* WHAT TO DO: Show each line from the listing that includes the word "color".

* RECORDS SHOWN:
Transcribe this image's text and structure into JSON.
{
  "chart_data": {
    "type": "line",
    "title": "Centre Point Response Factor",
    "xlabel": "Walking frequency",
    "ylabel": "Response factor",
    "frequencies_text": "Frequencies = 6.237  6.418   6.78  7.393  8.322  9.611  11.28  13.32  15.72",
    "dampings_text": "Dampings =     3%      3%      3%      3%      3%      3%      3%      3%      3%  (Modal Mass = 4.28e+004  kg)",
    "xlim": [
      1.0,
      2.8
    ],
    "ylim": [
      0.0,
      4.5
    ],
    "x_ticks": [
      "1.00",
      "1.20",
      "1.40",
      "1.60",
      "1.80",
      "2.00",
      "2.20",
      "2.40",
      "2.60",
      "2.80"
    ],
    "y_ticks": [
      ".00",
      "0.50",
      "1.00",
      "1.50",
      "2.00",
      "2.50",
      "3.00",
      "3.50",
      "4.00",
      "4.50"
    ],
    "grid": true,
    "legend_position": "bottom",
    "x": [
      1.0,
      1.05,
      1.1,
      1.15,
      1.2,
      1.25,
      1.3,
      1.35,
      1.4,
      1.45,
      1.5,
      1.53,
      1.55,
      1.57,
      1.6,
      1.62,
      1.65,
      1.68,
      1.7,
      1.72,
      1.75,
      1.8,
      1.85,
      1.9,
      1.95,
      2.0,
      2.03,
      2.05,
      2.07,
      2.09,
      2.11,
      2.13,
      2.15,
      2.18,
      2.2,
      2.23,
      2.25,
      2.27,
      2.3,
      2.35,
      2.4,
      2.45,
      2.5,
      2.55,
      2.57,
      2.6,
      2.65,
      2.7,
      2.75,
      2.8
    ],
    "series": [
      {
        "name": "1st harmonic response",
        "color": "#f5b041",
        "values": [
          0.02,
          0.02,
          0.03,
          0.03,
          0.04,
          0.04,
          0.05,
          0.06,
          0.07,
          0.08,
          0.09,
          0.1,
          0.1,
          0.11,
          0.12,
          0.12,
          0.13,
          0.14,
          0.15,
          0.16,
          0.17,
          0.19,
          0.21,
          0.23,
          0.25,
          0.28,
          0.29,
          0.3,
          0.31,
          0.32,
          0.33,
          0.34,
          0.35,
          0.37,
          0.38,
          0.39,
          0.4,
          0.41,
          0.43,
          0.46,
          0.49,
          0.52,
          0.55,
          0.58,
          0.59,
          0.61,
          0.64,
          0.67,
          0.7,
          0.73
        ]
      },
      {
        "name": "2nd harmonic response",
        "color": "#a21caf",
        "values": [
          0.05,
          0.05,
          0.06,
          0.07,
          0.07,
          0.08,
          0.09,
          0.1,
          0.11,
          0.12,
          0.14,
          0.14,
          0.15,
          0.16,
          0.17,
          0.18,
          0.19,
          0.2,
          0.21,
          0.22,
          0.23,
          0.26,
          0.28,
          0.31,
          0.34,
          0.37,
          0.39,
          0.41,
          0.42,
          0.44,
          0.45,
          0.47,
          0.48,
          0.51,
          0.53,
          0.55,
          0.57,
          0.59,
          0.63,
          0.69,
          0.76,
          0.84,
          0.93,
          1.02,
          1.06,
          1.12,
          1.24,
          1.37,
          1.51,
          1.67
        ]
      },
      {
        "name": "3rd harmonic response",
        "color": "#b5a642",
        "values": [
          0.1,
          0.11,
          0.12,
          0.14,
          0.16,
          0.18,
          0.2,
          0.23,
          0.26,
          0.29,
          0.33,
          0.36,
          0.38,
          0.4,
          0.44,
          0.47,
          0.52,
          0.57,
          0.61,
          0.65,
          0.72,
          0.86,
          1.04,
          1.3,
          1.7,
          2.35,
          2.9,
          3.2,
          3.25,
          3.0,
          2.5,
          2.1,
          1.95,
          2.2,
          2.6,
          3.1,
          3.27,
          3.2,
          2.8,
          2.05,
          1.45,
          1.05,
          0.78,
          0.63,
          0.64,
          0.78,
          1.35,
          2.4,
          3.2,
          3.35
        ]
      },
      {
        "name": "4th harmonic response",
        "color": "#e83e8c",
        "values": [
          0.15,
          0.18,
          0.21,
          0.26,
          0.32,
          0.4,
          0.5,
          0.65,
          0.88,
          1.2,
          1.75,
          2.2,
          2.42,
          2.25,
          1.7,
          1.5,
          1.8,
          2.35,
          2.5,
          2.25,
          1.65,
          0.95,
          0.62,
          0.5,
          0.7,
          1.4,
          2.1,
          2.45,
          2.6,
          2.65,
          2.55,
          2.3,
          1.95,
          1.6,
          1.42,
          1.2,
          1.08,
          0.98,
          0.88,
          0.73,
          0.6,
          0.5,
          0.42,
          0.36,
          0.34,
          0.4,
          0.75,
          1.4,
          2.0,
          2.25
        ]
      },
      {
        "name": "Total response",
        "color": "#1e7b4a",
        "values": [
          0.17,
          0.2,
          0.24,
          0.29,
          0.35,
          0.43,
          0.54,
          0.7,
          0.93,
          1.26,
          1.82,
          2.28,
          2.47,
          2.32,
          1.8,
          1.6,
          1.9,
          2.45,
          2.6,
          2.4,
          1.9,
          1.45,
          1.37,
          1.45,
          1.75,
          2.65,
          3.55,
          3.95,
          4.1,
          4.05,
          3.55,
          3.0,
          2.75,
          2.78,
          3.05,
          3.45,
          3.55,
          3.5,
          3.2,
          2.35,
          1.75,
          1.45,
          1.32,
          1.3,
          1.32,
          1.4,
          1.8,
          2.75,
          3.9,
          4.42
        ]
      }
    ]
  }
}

* ANSWER TO THE EXERCISE:
        "color": "#f5b041",
        "color": "#a21caf",
        "color": "#b5a642",
        "color": "#e83e8c",
        "color": "#1e7b4a",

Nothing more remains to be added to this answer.